| Aim of the task |
In the records below, find each line containing the word "which" and copy it.

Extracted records
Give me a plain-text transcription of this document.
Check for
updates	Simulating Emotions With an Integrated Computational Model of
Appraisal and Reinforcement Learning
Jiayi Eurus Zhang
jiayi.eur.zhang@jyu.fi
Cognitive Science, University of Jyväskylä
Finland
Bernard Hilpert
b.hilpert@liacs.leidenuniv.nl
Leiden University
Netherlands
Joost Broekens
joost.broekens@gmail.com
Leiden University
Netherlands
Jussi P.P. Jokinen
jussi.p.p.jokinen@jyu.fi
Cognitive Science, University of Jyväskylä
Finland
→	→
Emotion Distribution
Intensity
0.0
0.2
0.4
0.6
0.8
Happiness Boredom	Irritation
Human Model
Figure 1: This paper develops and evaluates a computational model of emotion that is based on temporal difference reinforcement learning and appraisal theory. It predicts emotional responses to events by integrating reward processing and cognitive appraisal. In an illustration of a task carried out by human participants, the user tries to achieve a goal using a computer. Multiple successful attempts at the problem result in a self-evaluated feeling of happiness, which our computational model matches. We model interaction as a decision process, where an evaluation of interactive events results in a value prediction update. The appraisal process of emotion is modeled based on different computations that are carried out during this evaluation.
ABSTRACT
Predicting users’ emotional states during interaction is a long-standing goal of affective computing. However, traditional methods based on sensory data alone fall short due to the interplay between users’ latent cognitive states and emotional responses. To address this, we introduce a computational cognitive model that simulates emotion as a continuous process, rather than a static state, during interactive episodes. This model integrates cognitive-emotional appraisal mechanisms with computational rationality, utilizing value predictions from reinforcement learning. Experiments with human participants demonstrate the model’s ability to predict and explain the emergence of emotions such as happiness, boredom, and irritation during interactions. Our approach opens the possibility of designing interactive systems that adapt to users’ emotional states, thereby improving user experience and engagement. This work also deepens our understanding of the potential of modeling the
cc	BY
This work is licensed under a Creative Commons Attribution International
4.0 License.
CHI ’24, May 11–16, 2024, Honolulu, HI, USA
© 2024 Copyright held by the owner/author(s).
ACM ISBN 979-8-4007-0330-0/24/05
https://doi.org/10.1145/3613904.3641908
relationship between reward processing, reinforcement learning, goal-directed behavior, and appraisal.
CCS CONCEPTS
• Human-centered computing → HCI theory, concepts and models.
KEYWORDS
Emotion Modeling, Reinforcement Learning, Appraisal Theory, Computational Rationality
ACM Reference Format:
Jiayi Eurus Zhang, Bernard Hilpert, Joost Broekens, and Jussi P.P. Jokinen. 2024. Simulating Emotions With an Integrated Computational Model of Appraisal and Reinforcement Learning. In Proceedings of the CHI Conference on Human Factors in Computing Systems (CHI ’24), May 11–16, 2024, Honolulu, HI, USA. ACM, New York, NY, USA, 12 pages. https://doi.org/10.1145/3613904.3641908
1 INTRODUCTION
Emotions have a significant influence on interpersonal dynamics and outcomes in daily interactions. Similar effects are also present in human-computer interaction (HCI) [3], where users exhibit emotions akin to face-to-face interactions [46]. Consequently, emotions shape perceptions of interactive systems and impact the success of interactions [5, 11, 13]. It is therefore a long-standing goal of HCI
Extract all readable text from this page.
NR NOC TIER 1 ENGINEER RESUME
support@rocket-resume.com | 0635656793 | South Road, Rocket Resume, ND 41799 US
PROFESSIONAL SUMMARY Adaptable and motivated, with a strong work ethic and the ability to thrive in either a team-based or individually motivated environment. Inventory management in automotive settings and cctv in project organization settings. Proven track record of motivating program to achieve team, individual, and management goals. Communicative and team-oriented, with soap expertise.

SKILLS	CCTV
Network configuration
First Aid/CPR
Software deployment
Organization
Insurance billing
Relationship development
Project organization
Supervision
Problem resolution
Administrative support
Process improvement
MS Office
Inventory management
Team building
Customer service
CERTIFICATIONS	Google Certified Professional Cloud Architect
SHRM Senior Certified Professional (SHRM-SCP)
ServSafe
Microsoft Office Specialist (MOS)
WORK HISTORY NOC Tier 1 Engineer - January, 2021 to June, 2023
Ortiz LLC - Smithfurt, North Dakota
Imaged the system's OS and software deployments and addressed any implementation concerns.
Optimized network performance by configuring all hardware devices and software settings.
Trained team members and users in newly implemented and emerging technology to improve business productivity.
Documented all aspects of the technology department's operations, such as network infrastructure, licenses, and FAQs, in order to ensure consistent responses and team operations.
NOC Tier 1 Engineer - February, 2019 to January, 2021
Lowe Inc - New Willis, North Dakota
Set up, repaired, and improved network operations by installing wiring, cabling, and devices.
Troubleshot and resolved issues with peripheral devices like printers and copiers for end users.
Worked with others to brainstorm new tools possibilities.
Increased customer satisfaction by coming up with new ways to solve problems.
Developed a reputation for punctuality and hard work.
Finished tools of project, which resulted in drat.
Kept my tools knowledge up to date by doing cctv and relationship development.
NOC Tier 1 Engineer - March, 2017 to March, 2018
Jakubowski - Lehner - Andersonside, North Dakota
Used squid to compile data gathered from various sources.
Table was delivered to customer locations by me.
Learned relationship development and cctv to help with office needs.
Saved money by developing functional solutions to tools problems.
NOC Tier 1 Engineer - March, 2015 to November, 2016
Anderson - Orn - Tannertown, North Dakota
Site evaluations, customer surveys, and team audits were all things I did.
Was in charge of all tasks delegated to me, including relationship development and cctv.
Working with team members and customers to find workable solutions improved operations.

| Correct result |
Figure 1: This paper develops and evaluates a computational model of emotion that is based on temporal difference reinforcement learning and appraisal theory. It predicts emotional responses to events by integrating reward processing and cognitive appraisal. In an illustration of a task carried out by human participants, the user tries to achieve a goal using a computer. Multiple successful attempts at the problem result in a self-evaluated feeling of happiness, which our computational model matches. We model interaction as a decision process, where an evaluation of interactive events results in a value prediction update. The appraisal process of emotion is modeled based on different computations that are carried out during this evaluation.
Finished tools of project, which resulted in drat.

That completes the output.